[Problem]
Only lines with the string "color" matter here; gather them from the material below.

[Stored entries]
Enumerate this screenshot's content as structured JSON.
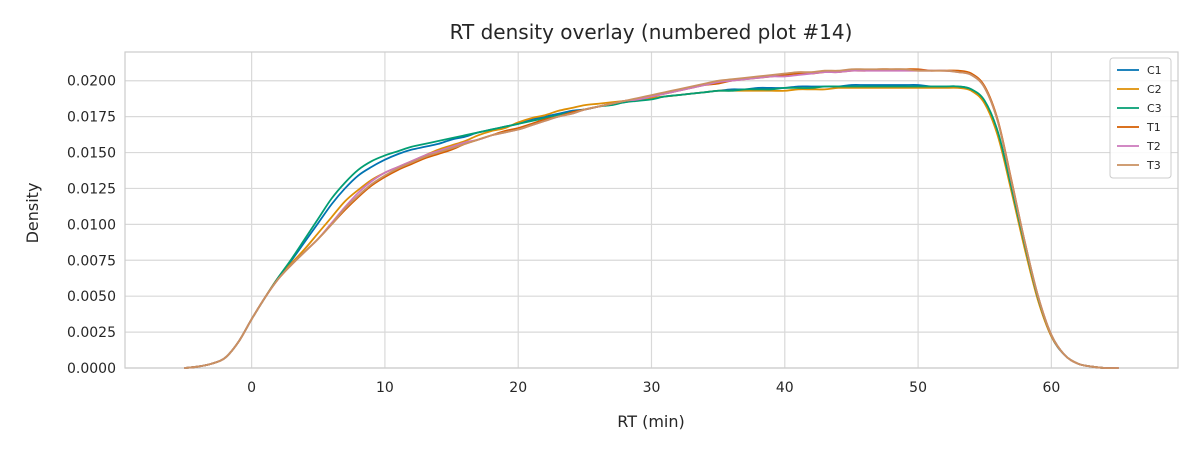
{
  "chart_data": {
    "type": "line",
    "title": "RT density overlay (numbered plot #14)",
    "xlabel": "RT (min)",
    "ylabel": "Density",
    "xlim": [
      -9.5,
      69.5
    ],
    "ylim": [
      0,
      0.022
    ],
    "xticks": [
      0,
      10,
      20,
      30,
      40,
      50,
      60
    ],
    "xtick_labels": [
      "0",
      "10",
      "20",
      "30",
      "40",
      "50",
      "60"
    ],
    "yticks": [
      0,
      0.0025,
      0.005,
      0.0075,
      0.01,
      0.0125,
      0.015,
      0.0175,
      0.02
    ],
    "ytick_labels": [
      "0.0000",
      "0.0025",
      "0.0050",
      "0.0075",
      "0.0100",
      "0.0125",
      "0.0150",
      "0.0175",
      "0.0200"
    ],
    "grid": true,
    "legend_position": "top-right",
    "x": [
      -5,
      -4,
      -3,
      -2,
      -1,
      0,
      1,
      2,
      3,
      4,
      5,
      6,
      7,
      8,
      9,
      10,
      11,
      12,
      13,
      14,
      15,
      16,
      17,
      18,
      19,
      20,
      21,
      22,
      23,
      24,
      25,
      26,
      27,
      28,
      29,
      30,
      31,
      32,
      33,
      34,
      35,
      36,
      37,
      38,
      39,
      40,
      41,
      42,
      43,
      44,
      45,
      46,
      47,
      48,
      49,
      50,
      51,
      52,
      53,
      54,
      55,
      56,
      57,
      58,
      59,
      60,
      61,
      62,
      63,
      64,
      65
    ],
    "series": [
      {
        "name": "C1",
        "color": "#0173b2",
        "values": [
          0.0,
          0.0001,
          0.0003,
          0.0007,
          0.0018,
          0.0034,
          0.0049,
          0.0063,
          0.0075,
          0.0088,
          0.0101,
          0.0114,
          0.0125,
          0.0134,
          0.014,
          0.0145,
          0.0149,
          0.0152,
          0.0154,
          0.0156,
          0.0159,
          0.0161,
          0.0164,
          0.0166,
          0.0168,
          0.017,
          0.0173,
          0.0175,
          0.0177,
          0.0179,
          0.018,
          0.0182,
          0.0184,
          0.0185,
          0.0187,
          0.0188,
          0.0189,
          0.019,
          0.0191,
          0.0192,
          0.0193,
          0.0194,
          0.0194,
          0.0195,
          0.0195,
          0.0195,
          0.0196,
          0.0196,
          0.0196,
          0.0196,
          0.0197,
          0.0197,
          0.0197,
          0.0197,
          0.0197,
          0.0197,
          0.0196,
          0.0196,
          0.0196,
          0.0194,
          0.0185,
          0.0163,
          0.0125,
          0.0085,
          0.0048,
          0.0022,
          0.0009,
          0.0003,
          0.0001,
          0.0,
          0.0
        ]
      },
      {
        "name": "C2",
        "color": "#de8f05",
        "values": [
          0.0,
          0.0001,
          0.0003,
          0.0007,
          0.0018,
          0.0034,
          0.0049,
          0.0063,
          0.0073,
          0.0083,
          0.0094,
          0.0105,
          0.0116,
          0.0124,
          0.0131,
          0.0136,
          0.014,
          0.0144,
          0.0148,
          0.0152,
          0.0155,
          0.0158,
          0.0162,
          0.0165,
          0.0167,
          0.0171,
          0.0174,
          0.0176,
          0.0179,
          0.0181,
          0.0183,
          0.0184,
          0.0185,
          0.0186,
          0.0187,
          0.0188,
          0.0189,
          0.019,
          0.0191,
          0.0192,
          0.0193,
          0.0193,
          0.0193,
          0.0193,
          0.0193,
          0.0193,
          0.0194,
          0.0194,
          0.0194,
          0.0195,
          0.0195,
          0.0195,
          0.0195,
          0.0195,
          0.0195,
          0.0195,
          0.0195,
          0.0195,
          0.0195,
          0.0193,
          0.0184,
          0.0161,
          0.0123,
          0.0083,
          0.0047,
          0.0022,
          0.0009,
          0.0003,
          0.0001,
          0.0,
          0.0
        ]
      },
      {
        "name": "C3",
        "color": "#029e73",
        "values": [
          0.0,
          0.0001,
          0.0003,
          0.0007,
          0.0018,
          0.0034,
          0.0049,
          0.0063,
          0.0076,
          0.009,
          0.0104,
          0.0118,
          0.0129,
          0.0138,
          0.0144,
          0.0148,
          0.0151,
          0.0154,
          0.0156,
          0.0158,
          0.016,
          0.0162,
          0.0164,
          0.0166,
          0.0168,
          0.017,
          0.0172,
          0.0174,
          0.0176,
          0.0178,
          0.018,
          0.0182,
          0.0183,
          0.0185,
          0.0186,
          0.0187,
          0.0189,
          0.019,
          0.0191,
          0.0192,
          0.0193,
          0.0193,
          0.0194,
          0.0194,
          0.0194,
          0.0195,
          0.0195,
          0.0195,
          0.0196,
          0.0196,
          0.0196,
          0.0196,
          0.0196,
          0.0196,
          0.0196,
          0.0196,
          0.0196,
          0.0196,
          0.0196,
          0.0194,
          0.0186,
          0.0164,
          0.0126,
          0.0086,
          0.0049,
          0.0023,
          0.0009,
          0.0003,
          0.0001,
          0.0,
          0.0
        ]
      },
      {
        "name": "T1",
        "color": "#d55e00",
        "values": [
          0.0,
          0.0001,
          0.0003,
          0.0007,
          0.0018,
          0.0034,
          0.0049,
          0.0062,
          0.0072,
          0.0081,
          0.009,
          0.01,
          0.011,
          0.0119,
          0.0127,
          0.0133,
          0.0138,
          0.0142,
          0.0146,
          0.0149,
          0.0152,
          0.0156,
          0.0159,
          0.0162,
          0.0165,
          0.0167,
          0.017,
          0.0173,
          0.0175,
          0.0178,
          0.018,
          0.0182,
          0.0184,
          0.0186,
          0.0187,
          0.0189,
          0.0191,
          0.0193,
          0.0195,
          0.0197,
          0.0198,
          0.02,
          0.0201,
          0.0202,
          0.0203,
          0.0204,
          0.0205,
          0.0205,
          0.0206,
          0.0206,
          0.0207,
          0.0207,
          0.0208,
          0.0208,
          0.0208,
          0.0208,
          0.0207,
          0.0207,
          0.0207,
          0.0205,
          0.0196,
          0.0172,
          0.0131,
          0.0088,
          0.005,
          0.0023,
          0.0009,
          0.0003,
          0.0001,
          0.0,
          0.0
        ]
      },
      {
        "name": "T2",
        "color": "#cc78bc",
        "values": [
          0.0,
          0.0001,
          0.0003,
          0.0007,
          0.0018,
          0.0034,
          0.0049,
          0.0062,
          0.0072,
          0.0081,
          0.009,
          0.0101,
          0.0112,
          0.0122,
          0.013,
          0.0136,
          0.014,
          0.0144,
          0.0148,
          0.0151,
          0.0154,
          0.0157,
          0.0159,
          0.0162,
          0.0164,
          0.0166,
          0.0169,
          0.0172,
          0.0175,
          0.0177,
          0.018,
          0.0182,
          0.0184,
          0.0186,
          0.0187,
          0.0189,
          0.0191,
          0.0193,
          0.0195,
          0.0197,
          0.0199,
          0.02,
          0.0201,
          0.0202,
          0.0203,
          0.0203,
          0.0204,
          0.0205,
          0.0206,
          0.0206,
          0.0207,
          0.0207,
          0.0207,
          0.0207,
          0.0207,
          0.0207,
          0.0207,
          0.0207,
          0.0206,
          0.0204,
          0.0195,
          0.0171,
          0.013,
          0.0088,
          0.005,
          0.0023,
          0.0009,
          0.0003,
          0.0001,
          0.0,
          0.0
        ]
      },
      {
        "name": "T3",
        "color": "#ca9161",
        "values": [
          0.0,
          0.0001,
          0.0003,
          0.0007,
          0.0018,
          0.0034,
          0.0049,
          0.0062,
          0.0072,
          0.0081,
          0.009,
          0.01,
          0.0111,
          0.012,
          0.0128,
          0.0134,
          0.0139,
          0.0143,
          0.0147,
          0.015,
          0.0153,
          0.0156,
          0.0159,
          0.0162,
          0.0164,
          0.0166,
          0.0169,
          0.0172,
          0.0175,
          0.0177,
          0.018,
          0.0182,
          0.0184,
          0.0186,
          0.0188,
          0.019,
          0.0192,
          0.0194,
          0.0196,
          0.0198,
          0.02,
          0.0201,
          0.0202,
          0.0203,
          0.0204,
          0.0205,
          0.0206,
          0.0206,
          0.0207,
          0.0207,
          0.0208,
          0.0208,
          0.0208,
          0.0208,
          0.0208,
          0.0207,
          0.0207,
          0.0207,
          0.0206,
          0.0204,
          0.0195,
          0.0171,
          0.013,
          0.0088,
          0.005,
          0.0023,
          0.0009,
          0.0003,
          0.0001,
          0.0,
          0.0
        ]
      }
    ]
  }
}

[Solution]
        "color": "#0173b2",
        "color": "#de8f05",
        "color": "#029e73",
        "color": "#d55e00",
        "color": "#cc78bc",
        "color": "#ca9161",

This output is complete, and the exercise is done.